# [REQUIREMENT]
Here are some records; return them all exactly.

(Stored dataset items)
+-------+

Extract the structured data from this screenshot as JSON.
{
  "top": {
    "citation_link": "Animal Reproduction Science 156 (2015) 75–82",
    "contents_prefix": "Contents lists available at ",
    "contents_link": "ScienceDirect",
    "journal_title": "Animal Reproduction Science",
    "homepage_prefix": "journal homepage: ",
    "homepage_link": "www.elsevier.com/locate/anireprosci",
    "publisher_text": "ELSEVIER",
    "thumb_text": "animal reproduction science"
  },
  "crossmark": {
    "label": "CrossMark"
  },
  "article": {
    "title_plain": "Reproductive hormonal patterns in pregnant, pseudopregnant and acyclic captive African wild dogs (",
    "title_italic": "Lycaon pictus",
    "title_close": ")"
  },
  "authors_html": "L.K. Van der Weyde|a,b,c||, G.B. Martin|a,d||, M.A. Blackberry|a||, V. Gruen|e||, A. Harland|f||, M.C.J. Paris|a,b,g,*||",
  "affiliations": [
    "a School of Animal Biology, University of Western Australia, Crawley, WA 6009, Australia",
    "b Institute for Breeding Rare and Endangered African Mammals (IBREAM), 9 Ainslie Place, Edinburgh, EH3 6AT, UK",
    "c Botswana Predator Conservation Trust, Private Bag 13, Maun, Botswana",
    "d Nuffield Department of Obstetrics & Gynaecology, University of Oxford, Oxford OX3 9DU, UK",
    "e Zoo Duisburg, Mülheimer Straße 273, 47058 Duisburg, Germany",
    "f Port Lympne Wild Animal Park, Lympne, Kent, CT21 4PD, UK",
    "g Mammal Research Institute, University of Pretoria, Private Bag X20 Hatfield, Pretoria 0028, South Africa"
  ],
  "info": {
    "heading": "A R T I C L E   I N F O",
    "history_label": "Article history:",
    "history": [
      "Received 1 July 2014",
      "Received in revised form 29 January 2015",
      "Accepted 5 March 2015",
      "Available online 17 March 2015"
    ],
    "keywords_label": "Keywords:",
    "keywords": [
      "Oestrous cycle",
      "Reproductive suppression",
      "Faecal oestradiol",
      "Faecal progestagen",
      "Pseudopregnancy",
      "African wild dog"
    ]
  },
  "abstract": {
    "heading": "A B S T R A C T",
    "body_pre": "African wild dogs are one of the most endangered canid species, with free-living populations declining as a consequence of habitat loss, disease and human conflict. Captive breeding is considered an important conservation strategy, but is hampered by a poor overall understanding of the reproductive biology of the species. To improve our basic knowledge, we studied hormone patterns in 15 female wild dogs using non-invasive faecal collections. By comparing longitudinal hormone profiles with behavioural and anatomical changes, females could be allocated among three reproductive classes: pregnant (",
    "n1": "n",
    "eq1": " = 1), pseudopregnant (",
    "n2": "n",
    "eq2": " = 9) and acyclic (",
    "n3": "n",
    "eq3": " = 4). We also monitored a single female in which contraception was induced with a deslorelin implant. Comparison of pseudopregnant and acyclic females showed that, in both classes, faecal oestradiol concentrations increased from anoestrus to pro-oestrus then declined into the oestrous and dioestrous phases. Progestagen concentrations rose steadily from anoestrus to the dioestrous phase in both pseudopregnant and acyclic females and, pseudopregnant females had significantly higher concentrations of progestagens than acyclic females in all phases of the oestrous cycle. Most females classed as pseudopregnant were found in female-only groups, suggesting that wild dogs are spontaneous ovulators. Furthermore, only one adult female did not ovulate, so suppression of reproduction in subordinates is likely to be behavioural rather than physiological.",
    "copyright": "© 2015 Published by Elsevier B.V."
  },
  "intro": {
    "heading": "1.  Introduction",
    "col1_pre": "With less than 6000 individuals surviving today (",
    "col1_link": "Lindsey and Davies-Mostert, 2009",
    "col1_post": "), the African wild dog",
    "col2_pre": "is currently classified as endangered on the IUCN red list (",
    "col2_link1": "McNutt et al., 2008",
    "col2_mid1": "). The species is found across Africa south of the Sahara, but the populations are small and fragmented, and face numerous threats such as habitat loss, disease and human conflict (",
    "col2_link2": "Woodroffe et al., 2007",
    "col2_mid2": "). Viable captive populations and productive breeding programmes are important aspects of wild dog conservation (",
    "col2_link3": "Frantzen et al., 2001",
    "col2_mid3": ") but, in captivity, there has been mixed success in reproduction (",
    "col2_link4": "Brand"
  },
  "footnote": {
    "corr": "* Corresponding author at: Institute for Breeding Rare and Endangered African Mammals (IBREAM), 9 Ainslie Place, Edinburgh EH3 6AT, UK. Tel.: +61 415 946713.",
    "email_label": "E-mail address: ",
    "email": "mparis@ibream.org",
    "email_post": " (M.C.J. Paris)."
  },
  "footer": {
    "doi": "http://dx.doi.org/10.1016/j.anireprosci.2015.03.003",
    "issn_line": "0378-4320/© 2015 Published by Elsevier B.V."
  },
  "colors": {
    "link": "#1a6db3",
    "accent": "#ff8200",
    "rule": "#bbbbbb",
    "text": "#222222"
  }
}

+-------+

# [ANSWER TO THIS TASK]
Extract the structured data from this screenshot as JSON.
{
  "top": {
    "citation_link": "Animal Reproduction Science 156 (2015) 75–82",
    "contents_prefix": "Contents lists available at ",
    "contents_link": "ScienceDirect",
    "journal_title": "Animal Reproduction Science",
    "homepage_prefix": "journal homepage: ",
    "homepage_link": "www.elsevier.com/locate/anireprosci",
    "publisher_text": "ELSEVIER",
    "thumb_text": "animal reproduction science"
  },
  "crossmark": {
    "label": "CrossMark"
  },
  "article": {
    "title_plain": "Reproductive hormonal patterns in pregnant, pseudopregnant and acyclic captive African wild dogs (",
    "title_italic": "Lycaon pictus",
    "title_close": ")"
  },
  "authors_html": "L.K. Van der Weyde|a,b,c||, G.B. Martin|a,d||, M.A. Blackberry|a||, V. Gruen|e||, A. Harland|f||, M.C.J. Paris|a,b,g,*||",
  "affiliations": [
    "a School of Animal Biology, University of Western Australia, Crawley, WA 6009, Australia",
    "b Institute for Breeding Rare and Endangered African Mammals (IBREAM), 9 Ainslie Place, Edinburgh, EH3 6AT, UK",
    "c Botswana Predator Conservation Trust, Private Bag 13, Maun, Botswana",
    "d Nuffield Department of Obstetrics & Gynaecology, University of Oxford, Oxford OX3 9DU, UK",
    "e Zoo Duisburg, Mülheimer Straße 273, 47058 Duisburg, Germany",
    "f Port Lympne Wild Animal Park, Lympne, Kent, CT21 4PD, UK",
    "g Mammal Research Institute, University of Pretoria, Private Bag X20 Hatfield, Pretoria 0028, South Africa"
  ],
  "info": {
    "heading": "A R T I C L E   I N F O",
    "history_label": "Article history:",
    "history": [
      "Received 1 July 2014",
      "Received in revised form 29 January 2015",
      "Accepted 5 March 2015",
      "Available online 17 March 2015"
    ],
    "keywords_label": "Keywords:",
    "keywords": [
      "Oestrous cycle",
      "Reproductive suppression",
      "Faecal oestradiol",
      "Faecal progestagen",
      "Pseudopregnancy",
      "African wild dog"
    ]
  },
  "abstract": {
    "heading": "A B S T R A C T",
    "body_pre": "African wild dogs are one of the most endangered canid species, with free-living populations declining as a consequence of habitat loss, disease and human conflict. Captive breeding is considered an important conservation strategy, but is hampered by a poor overall understanding of the reproductive biology of the species. To improve our basic knowledge, we studied hormone patterns in 15 female wild dogs using non-invasive faecal collections. By comparing longitudinal hormone profiles with behavioural and anatomical changes, females could be allocated among three reproductive classes: pregnant (",
    "n1": "n",
    "eq1": " = 1), pseudopregnant (",
    "n2": "n",
    "eq2": " = 9) and acyclic (",
    "n3": "n",
    "eq3": " = 4). We also monitored a single female in which contraception was induced with a deslorelin implant. Comparison of pseudopregnant and acyclic females showed that, in both classes, faecal oestradiol concentrations increased from anoestrus to pro-oestrus then declined into the oestrous and dioestrous phases. Progestagen concentrations rose steadily from anoestrus to the dioestrous phase in both pseudopregnant and acyclic females and, pseudopregnant females had significantly higher concentrations of progestagens than acyclic females in all phases of the oestrous cycle. Most females classed as pseudopregnant were found in female-only groups, suggesting that wild dogs are spontaneous ovulators. Furthermore, only one adult female did not ovulate, so suppression of reproduction in subordinates is likely to be behavioural rather than physiological.",
    "copyright": "© 2015 Published by Elsevier B.V."
  },
  "intro": {
    "heading": "1.  Introduction",
    "col1_pre": "With less than 6000 individuals surviving today (",
    "col1_link": "Lindsey and Davies-Mostert, 2009",
    "col1_post": "), the African wild dog",
    "col2_pre": "is currently classified as endangered on the IUCN red list (",
    "col2_link1": "McNutt et al., 2008",
    "col2_mid1": "). The species is found across Africa south of the Sahara, but the populations are small and fragmented, and face numerous threats such as habitat loss, disease and human conflict (",
    "col2_link2": "Woodroffe et al., 2007",
    "col2_mid2": "). Viable captive populations and productive breeding programmes are important aspects of wild dog conservation (",
    "col2_link3": "Frantzen et al., 2001",
    "col2_mid3": ") but, in captivity, there has been mixed success in reproduction (",
    "col2_link4": "Brand"
  },
  "footnote": {
    "corr": "* Corresponding author at: Institute for Breeding Rare and Endangered African Mammals (IBREAM), 9 Ainslie Place, Edinburgh EH3 6AT, UK. Tel.: +61 415 946713.",
    "email_label": "E-mail address: ",
    "email": "mparis@ibream.org",
    "email_post": " (M.C.J. Paris)."
  },
  "footer": {
    "doi": "http://dx.doi.org/10.1016/j.anireprosci.2015.03.003",
    "issn_line": "0378-4320/© 2015 Published by Elsevier B.V."
  },
  "colors": {
    "link": "#1a6db3",
    "accent": "#ff8200",
    "rule": "#bbbbbb",
    "text": "#222222"
  }
}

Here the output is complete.